**What needs to be done:**
Carry none of the pictures over; set down the material below exactly.

**Records:**
_____

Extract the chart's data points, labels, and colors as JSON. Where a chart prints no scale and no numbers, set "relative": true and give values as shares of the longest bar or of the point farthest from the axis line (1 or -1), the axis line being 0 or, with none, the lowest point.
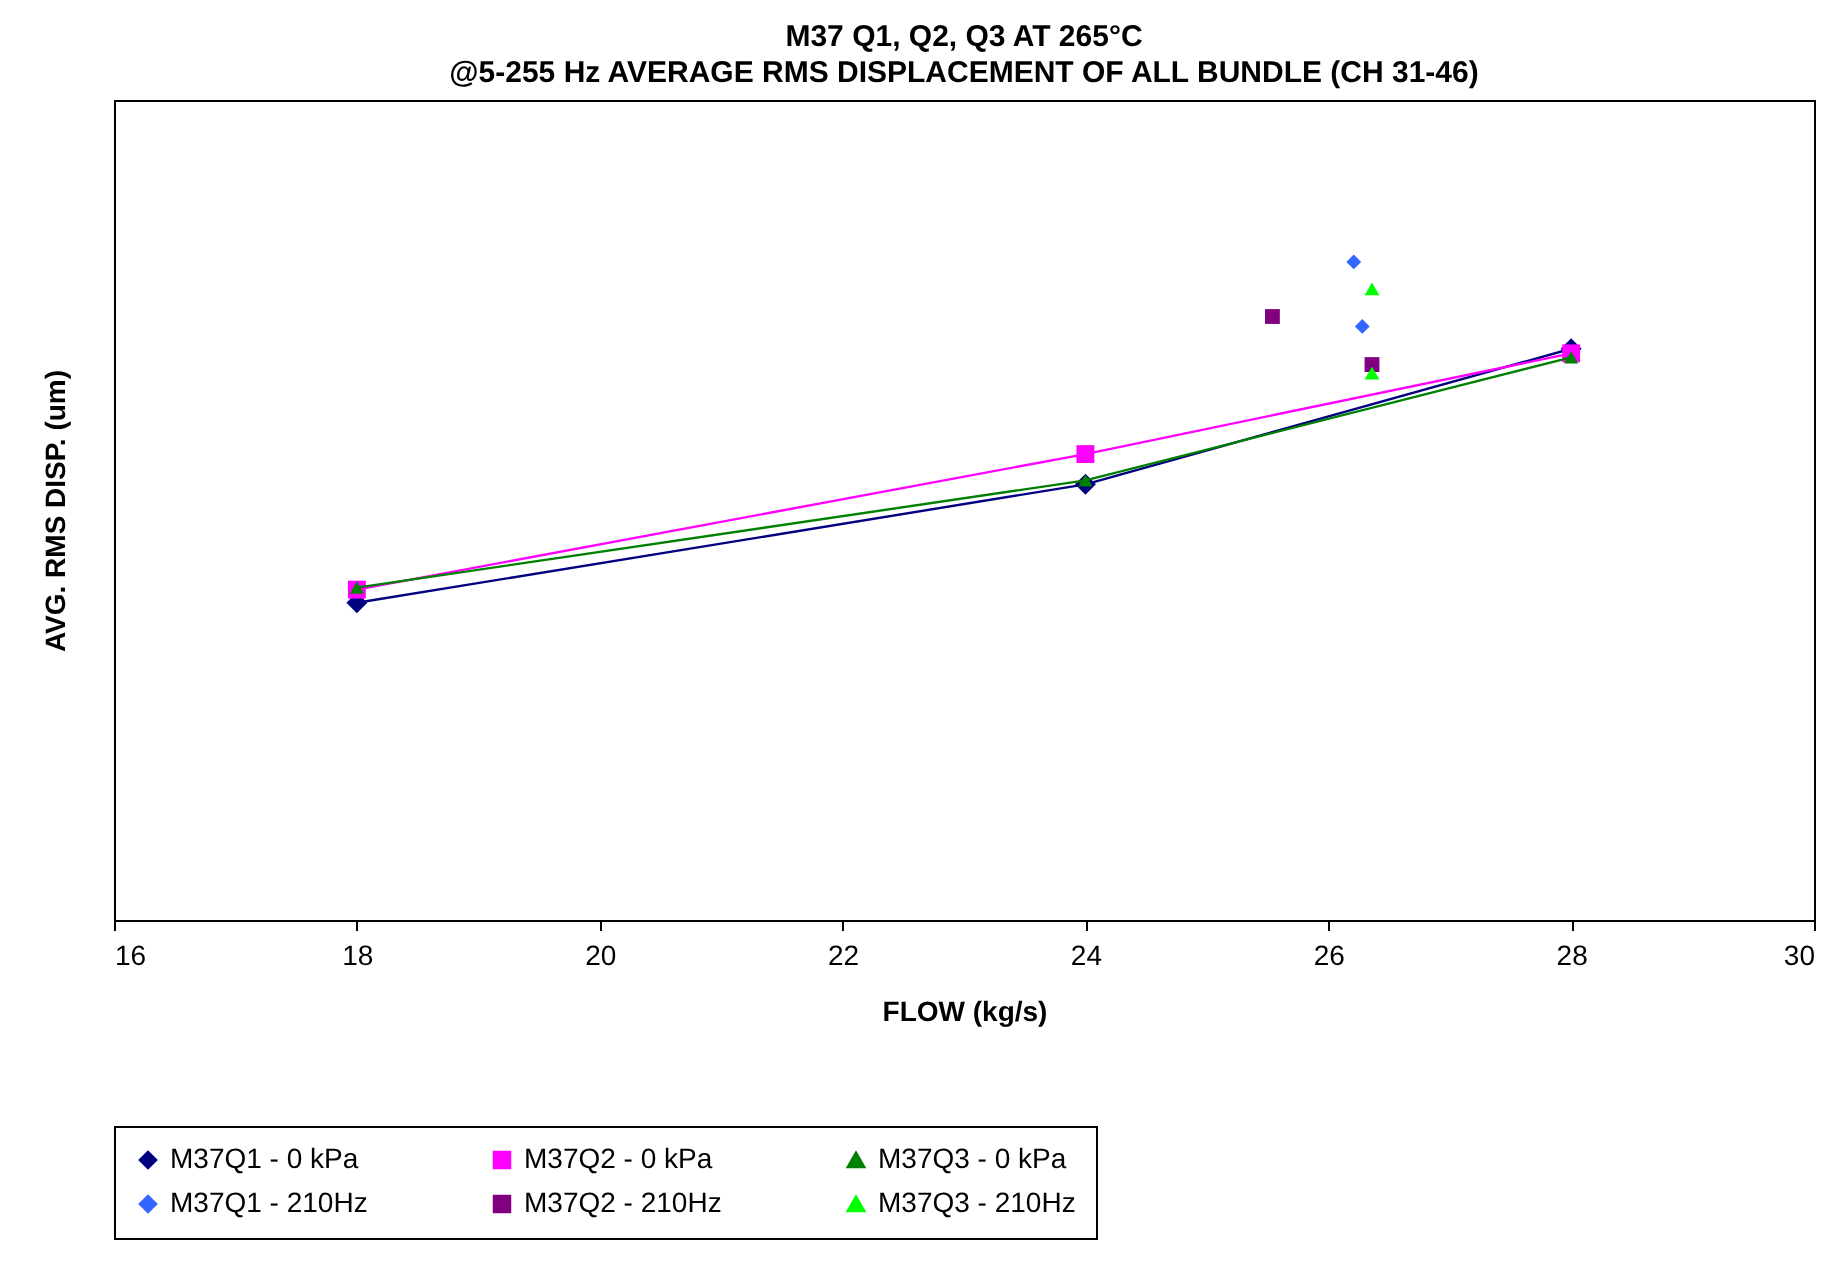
{
  "chart_data": {
    "type": "line",
    "title": "M37 Q1, Q2, Q3 AT 265°C",
    "subtitle": "@5-255 Hz AVERAGE RMS DISPLACEMENT OF ALL BUNDLE (CH 31-46)",
    "xlabel": "FLOW (kg/s)",
    "ylabel": "AVG. RMS DISP. (um)",
    "relative": true,
    "xlim": [
      16,
      30
    ],
    "xticks": [
      16,
      18,
      20,
      22,
      24,
      26,
      28,
      30
    ],
    "grid": false,
    "legend": "bottom",
    "series": [
      {
        "name": "M37Q1 - 0 kPa",
        "marker": "diamond",
        "color": "#000080",
        "x": [
          18,
          24,
          28
        ],
        "values": [
          0.482,
          0.662,
          0.868
        ]
      },
      {
        "name": "M37Q2 - 0 kPa",
        "marker": "square",
        "color": "#ff00ff",
        "x": [
          18,
          24,
          28
        ],
        "values": [
          0.502,
          0.708,
          0.861
        ]
      },
      {
        "name": "M37Q3 - 0 kPa",
        "marker": "triangle",
        "color": "#008000",
        "x": [
          18,
          24,
          28
        ],
        "values": [
          0.505,
          0.668,
          0.855
        ]
      },
      {
        "name": "M37Q1 - 210Hz",
        "type": "scatter",
        "marker": "diamond",
        "color": "#3366ff",
        "x": [
          26.21,
          26.28
        ],
        "values": [
          1.0,
          0.902
        ]
      },
      {
        "name": "M37Q2 - 210Hz",
        "type": "scatter",
        "marker": "square",
        "color": "#800080",
        "x": [
          25.54,
          26.36
        ],
        "values": [
          0.917,
          0.844
        ]
      },
      {
        "name": "M37Q3 - 210Hz",
        "type": "scatter",
        "marker": "triangle",
        "color": "#00ff00",
        "x": [
          26.36,
          26.36
        ],
        "values": [
          0.959,
          0.831
        ]
      }
    ]
  }
}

_____

**Written answer:**
Extract the chart's data points, labels, and colors as JSON. Where a chart prints no scale and no numbers, set "relative": true and give values as shares of the longest bar or of the point farthest from the axis line (1 or -1), the axis line being 0 or, with none, the lowest point.
{
  "chart_data": {
    "type": "line",
    "title": "M37 Q1, Q2, Q3 AT 265°C",
    "subtitle": "@5-255 Hz AVERAGE RMS DISPLACEMENT OF ALL BUNDLE (CH 31-46)",
    "xlabel": "FLOW (kg/s)",
    "ylabel": "AVG. RMS DISP. (um)",
    "relative": true,
    "xlim": [
      16,
      30
    ],
    "xticks": [
      16,
      18,
      20,
      22,
      24,
      26,
      28,
      30
    ],
    "grid": false,
    "legend": "bottom",
    "series": [
      {
        "name": "M37Q1 - 0 kPa",
        "marker": "diamond",
        "color": "#000080",
        "x": [
          18,
          24,
          28
        ],
        "values": [
          0.482,
          0.662,
          0.868
        ]
      },
      {
        "name": "M37Q2 - 0 kPa",
        "marker": "square",
        "color": "#ff00ff",
        "x": [
          18,
          24,
          28
        ],
        "values": [
          0.502,
          0.708,
          0.861
        ]
      },
      {
        "name": "M37Q3 - 0 kPa",
        "marker": "triangle",
        "color": "#008000",
        "x": [
          18,
          24,
          28
        ],
        "values": [
          0.505,
          0.668,
          0.855
        ]
      },
      {
        "name": "M37Q1 - 210Hz",
        "type": "scatter",
        "marker": "diamond",
        "color": "#3366ff",
        "x": [
          26.21,
          26.28
        ],
        "values": [
          1.0,
          0.902
        ]
      },
      {
        "name": "M37Q2 - 210Hz",
        "type": "scatter",
        "marker": "square",
        "color": "#800080",
        "x": [
          25.54,
          26.36
        ],
        "values": [
          0.917,
          0.844
        ]
      },
      {
        "name": "M37Q3 - 210Hz",
        "type": "scatter",
        "marker": "triangle",
        "color": "#00ff00",
        "x": [
          26.36,
          26.36
        ],
        "values": [
          0.959,
          0.831
        ]
      }
    ]
  }
}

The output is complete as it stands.